Structured figure records:
+--
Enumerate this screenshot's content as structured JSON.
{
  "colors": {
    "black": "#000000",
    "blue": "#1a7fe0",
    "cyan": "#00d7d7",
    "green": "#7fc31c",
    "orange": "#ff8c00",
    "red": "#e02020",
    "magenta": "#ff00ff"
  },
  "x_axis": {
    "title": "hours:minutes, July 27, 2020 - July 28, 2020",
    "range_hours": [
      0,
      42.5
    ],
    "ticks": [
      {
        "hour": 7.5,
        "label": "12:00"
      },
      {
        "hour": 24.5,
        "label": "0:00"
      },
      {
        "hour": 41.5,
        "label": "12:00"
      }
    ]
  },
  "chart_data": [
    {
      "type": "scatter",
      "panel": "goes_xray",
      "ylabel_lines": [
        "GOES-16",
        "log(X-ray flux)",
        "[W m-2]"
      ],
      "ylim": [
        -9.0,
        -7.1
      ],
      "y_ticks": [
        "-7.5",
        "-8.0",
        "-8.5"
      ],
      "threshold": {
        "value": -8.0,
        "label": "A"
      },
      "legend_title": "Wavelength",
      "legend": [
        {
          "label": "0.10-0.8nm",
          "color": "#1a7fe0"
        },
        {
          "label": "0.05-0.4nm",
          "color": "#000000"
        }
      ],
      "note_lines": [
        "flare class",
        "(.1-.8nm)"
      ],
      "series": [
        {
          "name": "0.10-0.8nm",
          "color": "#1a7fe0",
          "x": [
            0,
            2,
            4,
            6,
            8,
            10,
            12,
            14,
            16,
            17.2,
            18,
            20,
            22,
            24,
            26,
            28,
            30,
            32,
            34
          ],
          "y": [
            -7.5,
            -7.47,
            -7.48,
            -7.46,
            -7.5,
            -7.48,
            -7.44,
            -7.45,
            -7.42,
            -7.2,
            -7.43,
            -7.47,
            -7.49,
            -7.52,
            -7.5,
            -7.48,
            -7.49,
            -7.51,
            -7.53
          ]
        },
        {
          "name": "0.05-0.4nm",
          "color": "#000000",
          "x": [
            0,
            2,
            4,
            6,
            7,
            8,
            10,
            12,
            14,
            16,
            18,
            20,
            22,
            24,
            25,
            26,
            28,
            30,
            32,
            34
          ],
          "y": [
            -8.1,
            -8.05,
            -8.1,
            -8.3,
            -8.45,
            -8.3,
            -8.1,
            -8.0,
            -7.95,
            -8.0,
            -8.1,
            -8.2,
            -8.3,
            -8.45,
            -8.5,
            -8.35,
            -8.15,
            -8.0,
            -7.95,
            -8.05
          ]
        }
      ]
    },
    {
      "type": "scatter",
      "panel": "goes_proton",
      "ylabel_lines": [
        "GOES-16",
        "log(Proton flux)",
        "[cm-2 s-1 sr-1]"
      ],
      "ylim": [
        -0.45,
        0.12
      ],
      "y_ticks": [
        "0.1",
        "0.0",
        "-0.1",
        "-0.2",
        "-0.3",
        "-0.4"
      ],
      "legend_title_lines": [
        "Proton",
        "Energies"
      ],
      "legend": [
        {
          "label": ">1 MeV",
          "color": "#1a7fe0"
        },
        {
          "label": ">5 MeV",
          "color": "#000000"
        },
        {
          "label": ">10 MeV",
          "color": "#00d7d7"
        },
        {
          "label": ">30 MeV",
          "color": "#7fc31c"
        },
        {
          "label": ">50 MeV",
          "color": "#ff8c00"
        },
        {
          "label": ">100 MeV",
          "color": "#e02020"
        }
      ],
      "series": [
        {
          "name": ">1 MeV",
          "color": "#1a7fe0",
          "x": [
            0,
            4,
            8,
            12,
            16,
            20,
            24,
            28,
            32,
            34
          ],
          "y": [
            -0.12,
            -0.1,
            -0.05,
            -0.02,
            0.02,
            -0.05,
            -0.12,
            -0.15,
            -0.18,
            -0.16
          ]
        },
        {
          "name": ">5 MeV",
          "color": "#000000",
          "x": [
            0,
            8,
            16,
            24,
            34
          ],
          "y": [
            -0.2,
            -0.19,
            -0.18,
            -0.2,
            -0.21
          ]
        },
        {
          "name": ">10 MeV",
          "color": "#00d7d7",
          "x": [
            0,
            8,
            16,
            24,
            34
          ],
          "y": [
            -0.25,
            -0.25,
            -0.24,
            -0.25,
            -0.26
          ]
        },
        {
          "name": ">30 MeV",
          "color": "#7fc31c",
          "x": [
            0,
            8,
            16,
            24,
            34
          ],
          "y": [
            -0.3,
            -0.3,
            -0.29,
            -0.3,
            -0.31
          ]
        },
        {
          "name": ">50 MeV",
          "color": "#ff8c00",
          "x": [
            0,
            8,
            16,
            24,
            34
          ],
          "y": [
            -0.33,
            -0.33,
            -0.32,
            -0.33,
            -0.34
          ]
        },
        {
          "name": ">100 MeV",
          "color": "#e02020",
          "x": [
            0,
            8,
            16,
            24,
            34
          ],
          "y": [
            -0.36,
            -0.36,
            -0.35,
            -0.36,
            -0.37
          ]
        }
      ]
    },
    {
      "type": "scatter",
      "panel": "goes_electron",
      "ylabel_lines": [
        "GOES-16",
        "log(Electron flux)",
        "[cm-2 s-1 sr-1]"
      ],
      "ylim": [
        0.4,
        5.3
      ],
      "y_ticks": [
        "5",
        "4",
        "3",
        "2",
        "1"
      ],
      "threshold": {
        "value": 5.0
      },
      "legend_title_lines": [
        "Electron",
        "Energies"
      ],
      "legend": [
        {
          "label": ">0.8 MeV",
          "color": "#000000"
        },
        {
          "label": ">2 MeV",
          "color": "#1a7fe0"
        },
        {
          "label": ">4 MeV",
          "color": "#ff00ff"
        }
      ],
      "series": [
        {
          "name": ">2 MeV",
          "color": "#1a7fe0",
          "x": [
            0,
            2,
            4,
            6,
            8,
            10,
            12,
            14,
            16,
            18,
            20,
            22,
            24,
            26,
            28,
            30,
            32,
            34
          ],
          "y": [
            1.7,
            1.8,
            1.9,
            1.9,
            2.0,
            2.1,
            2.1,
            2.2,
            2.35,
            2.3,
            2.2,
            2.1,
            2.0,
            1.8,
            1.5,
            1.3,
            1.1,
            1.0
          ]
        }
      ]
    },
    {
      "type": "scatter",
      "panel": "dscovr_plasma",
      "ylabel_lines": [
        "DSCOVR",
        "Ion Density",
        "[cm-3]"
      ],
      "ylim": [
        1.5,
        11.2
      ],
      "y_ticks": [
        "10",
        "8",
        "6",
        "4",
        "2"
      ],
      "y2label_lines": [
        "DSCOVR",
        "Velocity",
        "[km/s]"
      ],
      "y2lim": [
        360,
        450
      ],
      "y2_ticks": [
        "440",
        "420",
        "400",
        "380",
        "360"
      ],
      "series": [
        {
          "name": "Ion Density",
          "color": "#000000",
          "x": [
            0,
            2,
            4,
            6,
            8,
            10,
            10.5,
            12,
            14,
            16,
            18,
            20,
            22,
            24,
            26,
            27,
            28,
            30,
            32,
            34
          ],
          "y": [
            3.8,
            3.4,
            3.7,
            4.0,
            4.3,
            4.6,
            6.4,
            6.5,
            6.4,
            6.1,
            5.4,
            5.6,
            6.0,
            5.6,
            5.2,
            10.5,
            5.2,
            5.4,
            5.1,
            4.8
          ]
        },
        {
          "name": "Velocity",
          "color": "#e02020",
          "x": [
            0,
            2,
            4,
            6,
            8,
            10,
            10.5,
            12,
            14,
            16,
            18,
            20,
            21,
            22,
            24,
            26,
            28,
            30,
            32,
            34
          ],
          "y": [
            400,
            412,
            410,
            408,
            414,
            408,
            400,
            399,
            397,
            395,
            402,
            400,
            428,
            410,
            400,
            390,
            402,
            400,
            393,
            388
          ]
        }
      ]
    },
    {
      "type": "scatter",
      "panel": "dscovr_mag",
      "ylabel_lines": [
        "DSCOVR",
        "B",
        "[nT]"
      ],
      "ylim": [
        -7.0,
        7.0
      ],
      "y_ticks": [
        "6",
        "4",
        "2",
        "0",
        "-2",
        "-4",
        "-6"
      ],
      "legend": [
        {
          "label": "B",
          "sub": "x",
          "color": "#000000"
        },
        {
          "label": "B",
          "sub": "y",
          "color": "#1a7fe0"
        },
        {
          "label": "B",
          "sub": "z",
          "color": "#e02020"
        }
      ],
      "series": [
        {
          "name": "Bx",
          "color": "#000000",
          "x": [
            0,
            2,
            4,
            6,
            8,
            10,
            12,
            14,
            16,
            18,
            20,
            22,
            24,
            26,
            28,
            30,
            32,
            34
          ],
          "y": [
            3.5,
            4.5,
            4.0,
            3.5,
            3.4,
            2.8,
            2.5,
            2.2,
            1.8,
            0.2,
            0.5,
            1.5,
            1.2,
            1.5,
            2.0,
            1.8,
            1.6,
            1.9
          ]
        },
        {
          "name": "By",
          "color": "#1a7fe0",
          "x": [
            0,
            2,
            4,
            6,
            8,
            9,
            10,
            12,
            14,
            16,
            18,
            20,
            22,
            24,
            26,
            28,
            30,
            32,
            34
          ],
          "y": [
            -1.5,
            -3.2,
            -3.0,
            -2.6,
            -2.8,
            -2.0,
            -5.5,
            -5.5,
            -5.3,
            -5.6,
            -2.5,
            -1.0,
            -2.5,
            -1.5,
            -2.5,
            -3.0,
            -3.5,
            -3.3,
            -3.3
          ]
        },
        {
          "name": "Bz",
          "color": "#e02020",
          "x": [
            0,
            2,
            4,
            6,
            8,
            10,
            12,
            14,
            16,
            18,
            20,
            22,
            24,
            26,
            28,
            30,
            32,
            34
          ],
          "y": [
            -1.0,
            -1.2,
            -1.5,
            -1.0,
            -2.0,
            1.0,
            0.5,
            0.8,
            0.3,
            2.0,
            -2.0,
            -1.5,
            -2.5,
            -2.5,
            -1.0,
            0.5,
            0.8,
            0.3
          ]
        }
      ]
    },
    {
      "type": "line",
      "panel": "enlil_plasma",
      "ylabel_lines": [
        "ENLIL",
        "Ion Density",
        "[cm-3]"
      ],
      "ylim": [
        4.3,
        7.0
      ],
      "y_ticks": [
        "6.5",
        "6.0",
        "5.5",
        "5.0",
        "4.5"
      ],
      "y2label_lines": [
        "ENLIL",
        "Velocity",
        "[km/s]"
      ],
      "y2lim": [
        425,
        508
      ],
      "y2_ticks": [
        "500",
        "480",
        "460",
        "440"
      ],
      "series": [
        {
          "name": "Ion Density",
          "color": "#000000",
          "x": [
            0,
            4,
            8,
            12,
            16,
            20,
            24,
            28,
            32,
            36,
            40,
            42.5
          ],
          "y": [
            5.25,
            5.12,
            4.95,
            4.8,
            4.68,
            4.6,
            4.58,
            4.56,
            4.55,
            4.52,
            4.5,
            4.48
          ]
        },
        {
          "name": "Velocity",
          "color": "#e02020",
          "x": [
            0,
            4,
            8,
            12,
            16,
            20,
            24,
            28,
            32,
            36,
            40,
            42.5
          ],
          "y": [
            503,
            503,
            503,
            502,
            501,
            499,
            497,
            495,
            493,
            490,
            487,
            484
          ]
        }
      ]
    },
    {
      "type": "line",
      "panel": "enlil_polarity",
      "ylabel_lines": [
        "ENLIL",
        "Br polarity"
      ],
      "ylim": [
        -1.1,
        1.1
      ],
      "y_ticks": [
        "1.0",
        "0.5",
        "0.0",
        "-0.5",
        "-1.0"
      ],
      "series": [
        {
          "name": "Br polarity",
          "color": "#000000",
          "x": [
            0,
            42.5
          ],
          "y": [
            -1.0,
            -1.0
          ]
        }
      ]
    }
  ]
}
+--
Copy all lines above containing the string "panel".

TASK OUTPUT:
      "panel": "goes_xray",
      "panel": "goes_proton",
      "panel": "goes_electron",
      "panel": "dscovr_plasma",
      "panel": "dscovr_mag",
      "panel": "enlil_plasma",
      "panel": "enlil_polarity",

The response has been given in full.